▶ Required task
How many lines in the listing below include the word "cette"? Answer with the number and nothing else.
════════════════════
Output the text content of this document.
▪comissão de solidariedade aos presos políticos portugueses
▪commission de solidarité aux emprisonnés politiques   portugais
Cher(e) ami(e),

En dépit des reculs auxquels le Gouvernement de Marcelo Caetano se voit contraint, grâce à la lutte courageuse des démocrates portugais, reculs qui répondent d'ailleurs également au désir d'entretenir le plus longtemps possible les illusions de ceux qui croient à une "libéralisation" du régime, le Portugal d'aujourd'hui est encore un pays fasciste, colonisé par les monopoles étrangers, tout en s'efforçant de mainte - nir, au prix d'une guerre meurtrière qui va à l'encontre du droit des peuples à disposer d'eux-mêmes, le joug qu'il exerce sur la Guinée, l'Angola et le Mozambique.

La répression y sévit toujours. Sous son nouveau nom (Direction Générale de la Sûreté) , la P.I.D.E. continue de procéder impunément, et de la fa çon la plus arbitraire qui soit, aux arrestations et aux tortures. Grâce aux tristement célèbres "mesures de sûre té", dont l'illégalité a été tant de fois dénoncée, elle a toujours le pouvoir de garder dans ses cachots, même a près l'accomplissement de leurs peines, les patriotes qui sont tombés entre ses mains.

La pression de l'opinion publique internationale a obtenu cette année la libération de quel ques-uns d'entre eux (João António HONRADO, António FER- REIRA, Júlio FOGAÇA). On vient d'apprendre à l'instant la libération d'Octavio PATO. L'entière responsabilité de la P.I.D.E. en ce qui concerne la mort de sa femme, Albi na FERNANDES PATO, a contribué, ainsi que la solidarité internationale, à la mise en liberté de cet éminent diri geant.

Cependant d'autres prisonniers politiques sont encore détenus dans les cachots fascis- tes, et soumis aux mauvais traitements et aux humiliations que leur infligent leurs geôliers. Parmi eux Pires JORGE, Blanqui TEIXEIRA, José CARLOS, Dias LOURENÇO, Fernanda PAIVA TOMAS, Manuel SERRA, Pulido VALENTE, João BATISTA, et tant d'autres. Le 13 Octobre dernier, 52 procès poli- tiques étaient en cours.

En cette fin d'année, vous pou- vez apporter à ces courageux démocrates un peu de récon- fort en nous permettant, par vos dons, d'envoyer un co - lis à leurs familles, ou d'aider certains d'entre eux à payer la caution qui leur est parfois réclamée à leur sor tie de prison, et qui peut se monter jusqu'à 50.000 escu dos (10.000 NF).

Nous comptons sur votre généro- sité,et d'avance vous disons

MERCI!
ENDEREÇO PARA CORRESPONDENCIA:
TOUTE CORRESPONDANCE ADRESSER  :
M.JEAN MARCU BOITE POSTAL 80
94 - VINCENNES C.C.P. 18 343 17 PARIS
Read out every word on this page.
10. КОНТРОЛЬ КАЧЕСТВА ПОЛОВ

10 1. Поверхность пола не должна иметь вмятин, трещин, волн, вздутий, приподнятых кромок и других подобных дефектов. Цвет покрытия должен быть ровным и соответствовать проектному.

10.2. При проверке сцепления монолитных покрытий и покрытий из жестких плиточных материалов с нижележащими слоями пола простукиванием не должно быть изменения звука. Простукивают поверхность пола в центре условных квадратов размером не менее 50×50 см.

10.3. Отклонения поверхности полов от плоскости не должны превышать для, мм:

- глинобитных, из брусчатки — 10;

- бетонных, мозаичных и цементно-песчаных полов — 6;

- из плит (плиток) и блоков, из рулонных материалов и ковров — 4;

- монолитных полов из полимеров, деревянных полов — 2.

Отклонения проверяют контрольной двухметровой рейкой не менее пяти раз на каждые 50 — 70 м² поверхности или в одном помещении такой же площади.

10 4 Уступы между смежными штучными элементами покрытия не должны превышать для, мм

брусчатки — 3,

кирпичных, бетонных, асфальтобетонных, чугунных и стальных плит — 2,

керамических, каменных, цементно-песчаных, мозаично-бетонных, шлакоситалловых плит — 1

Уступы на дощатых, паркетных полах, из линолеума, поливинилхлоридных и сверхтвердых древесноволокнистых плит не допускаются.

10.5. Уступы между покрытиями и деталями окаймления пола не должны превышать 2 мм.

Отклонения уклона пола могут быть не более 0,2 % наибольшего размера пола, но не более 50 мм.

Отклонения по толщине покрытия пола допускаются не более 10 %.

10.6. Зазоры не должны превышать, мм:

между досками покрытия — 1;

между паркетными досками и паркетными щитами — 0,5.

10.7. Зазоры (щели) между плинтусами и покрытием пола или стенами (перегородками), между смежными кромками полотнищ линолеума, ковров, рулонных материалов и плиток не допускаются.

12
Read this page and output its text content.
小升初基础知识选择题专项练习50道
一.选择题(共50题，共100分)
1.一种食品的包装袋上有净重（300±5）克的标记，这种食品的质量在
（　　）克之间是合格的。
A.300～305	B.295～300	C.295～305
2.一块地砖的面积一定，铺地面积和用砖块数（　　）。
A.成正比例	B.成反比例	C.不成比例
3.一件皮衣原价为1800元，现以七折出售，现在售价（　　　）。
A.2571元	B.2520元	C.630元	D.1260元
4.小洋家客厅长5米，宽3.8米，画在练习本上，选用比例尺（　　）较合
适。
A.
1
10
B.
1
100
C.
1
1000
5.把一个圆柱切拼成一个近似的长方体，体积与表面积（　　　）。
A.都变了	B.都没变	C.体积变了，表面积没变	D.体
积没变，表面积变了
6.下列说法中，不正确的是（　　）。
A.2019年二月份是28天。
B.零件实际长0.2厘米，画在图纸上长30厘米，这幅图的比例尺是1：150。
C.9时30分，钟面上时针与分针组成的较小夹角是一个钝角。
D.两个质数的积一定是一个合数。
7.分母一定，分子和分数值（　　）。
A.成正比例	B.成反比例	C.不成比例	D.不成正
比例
════════════════════
▶ Written solution
2